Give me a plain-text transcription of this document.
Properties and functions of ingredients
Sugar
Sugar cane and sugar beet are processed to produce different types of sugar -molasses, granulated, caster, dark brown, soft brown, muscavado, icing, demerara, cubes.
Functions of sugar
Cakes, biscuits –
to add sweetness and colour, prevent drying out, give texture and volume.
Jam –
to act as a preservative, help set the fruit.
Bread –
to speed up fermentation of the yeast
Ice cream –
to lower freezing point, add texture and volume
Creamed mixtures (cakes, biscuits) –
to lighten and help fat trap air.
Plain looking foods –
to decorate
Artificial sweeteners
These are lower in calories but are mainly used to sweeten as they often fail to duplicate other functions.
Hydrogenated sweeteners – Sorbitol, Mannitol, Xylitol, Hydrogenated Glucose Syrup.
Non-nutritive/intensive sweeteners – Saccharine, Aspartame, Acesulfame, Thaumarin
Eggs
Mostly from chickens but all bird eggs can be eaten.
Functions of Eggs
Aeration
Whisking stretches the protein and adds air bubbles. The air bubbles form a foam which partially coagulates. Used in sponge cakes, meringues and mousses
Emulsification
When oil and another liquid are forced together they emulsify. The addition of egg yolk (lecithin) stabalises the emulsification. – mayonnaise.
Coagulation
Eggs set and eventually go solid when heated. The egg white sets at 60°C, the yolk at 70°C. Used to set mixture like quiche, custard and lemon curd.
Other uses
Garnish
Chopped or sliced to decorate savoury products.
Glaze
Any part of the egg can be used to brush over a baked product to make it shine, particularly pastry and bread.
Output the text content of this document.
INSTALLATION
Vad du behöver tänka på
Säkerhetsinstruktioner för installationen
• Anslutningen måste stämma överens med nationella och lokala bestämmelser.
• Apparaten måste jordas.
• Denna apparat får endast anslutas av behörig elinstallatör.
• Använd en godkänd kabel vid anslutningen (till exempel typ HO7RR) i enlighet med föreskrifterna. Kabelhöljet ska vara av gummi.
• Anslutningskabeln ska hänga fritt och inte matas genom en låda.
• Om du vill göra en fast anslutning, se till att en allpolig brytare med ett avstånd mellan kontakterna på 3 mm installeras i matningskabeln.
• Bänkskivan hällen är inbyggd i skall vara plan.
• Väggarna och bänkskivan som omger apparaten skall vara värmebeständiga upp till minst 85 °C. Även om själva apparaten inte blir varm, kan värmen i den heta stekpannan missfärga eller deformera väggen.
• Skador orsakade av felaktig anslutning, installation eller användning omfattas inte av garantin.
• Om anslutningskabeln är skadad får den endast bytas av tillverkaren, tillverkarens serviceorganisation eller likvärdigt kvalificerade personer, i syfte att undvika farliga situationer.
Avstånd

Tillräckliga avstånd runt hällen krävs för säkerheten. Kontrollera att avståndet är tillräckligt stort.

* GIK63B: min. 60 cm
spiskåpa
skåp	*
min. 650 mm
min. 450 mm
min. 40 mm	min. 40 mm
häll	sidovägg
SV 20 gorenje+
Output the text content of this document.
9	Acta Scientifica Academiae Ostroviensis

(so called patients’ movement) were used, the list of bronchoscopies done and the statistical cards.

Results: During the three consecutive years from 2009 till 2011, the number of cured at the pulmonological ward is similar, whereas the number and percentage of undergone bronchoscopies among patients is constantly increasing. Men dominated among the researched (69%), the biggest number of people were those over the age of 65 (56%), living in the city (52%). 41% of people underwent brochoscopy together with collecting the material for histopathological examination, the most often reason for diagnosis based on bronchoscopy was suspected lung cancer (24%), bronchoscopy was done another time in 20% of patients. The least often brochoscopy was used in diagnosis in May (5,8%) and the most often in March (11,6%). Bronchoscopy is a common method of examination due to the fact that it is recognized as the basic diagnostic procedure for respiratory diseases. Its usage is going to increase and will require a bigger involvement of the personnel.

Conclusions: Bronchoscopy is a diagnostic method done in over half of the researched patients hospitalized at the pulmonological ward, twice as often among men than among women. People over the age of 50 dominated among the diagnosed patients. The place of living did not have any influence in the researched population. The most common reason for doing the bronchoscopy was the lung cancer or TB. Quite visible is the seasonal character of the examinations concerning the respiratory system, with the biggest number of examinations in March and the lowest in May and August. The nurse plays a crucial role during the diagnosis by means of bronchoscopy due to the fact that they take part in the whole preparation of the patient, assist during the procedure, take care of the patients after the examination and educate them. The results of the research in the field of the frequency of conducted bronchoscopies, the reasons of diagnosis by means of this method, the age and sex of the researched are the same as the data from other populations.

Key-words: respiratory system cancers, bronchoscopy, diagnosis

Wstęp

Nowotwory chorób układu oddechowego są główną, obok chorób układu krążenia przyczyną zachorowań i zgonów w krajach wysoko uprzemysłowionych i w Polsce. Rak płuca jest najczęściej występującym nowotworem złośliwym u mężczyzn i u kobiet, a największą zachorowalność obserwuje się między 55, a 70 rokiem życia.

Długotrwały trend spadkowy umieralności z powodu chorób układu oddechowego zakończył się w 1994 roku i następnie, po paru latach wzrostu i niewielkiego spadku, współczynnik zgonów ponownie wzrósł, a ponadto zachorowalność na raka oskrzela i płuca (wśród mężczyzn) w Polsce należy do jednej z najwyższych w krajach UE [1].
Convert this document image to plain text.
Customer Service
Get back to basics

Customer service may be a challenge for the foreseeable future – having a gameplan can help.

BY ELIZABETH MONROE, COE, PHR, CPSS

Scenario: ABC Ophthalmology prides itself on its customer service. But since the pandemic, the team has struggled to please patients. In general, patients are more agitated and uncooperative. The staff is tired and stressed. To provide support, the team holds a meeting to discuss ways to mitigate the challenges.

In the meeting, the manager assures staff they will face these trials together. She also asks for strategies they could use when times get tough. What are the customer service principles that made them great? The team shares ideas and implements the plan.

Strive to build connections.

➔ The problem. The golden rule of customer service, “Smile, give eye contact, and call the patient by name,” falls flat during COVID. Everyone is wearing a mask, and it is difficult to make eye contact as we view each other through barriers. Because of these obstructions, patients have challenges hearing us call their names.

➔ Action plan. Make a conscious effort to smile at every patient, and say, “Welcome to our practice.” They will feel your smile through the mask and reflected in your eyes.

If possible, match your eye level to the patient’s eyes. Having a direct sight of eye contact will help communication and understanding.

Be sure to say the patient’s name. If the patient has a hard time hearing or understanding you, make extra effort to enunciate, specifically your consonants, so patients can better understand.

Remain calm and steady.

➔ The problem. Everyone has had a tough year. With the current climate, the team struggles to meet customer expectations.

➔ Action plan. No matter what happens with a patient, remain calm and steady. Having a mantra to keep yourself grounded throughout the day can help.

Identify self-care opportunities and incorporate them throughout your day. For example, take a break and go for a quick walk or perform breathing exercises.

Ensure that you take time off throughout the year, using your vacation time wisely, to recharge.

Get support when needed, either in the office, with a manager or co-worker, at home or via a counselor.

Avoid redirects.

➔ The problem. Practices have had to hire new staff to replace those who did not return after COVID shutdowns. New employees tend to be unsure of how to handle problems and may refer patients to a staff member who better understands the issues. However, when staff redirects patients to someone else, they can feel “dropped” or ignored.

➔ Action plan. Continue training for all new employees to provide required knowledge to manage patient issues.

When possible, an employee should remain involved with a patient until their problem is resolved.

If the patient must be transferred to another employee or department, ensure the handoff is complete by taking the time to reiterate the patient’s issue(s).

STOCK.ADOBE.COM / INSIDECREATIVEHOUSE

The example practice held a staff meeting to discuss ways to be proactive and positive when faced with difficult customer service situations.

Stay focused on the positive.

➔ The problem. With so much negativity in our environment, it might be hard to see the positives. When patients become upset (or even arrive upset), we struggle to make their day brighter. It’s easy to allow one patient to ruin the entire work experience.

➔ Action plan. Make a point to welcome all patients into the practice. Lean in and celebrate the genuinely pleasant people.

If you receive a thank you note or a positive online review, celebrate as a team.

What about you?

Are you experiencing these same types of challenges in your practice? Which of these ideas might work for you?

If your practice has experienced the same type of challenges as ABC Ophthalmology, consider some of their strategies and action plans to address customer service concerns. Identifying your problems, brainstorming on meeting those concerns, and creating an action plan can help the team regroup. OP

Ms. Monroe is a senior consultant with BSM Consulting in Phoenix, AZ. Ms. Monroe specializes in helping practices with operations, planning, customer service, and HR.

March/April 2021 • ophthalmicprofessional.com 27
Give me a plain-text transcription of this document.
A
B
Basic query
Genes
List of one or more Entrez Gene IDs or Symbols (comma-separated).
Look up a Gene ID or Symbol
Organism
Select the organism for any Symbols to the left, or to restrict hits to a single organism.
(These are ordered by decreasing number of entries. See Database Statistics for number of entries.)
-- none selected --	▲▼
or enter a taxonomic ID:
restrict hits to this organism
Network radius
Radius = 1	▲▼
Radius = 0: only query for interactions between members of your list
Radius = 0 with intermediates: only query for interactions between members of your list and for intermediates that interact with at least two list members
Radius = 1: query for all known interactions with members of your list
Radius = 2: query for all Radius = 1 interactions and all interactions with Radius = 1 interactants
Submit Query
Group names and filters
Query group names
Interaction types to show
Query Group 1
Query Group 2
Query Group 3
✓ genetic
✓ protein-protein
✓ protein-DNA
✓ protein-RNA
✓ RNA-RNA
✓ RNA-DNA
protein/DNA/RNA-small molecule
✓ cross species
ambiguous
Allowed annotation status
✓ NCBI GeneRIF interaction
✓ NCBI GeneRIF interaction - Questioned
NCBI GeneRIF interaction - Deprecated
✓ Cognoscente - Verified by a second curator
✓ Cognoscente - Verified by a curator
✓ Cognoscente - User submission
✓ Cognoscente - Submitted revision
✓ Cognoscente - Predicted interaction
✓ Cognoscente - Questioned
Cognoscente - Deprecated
::::::::
INSTRUCTIONS TO FOLLOW — Using the listing above, report each line that mentions the word "curator".

SOLVED PROBLEM —
✓ Cognoscente - Verified by a second curator
✓ Cognoscente - Verified by a curator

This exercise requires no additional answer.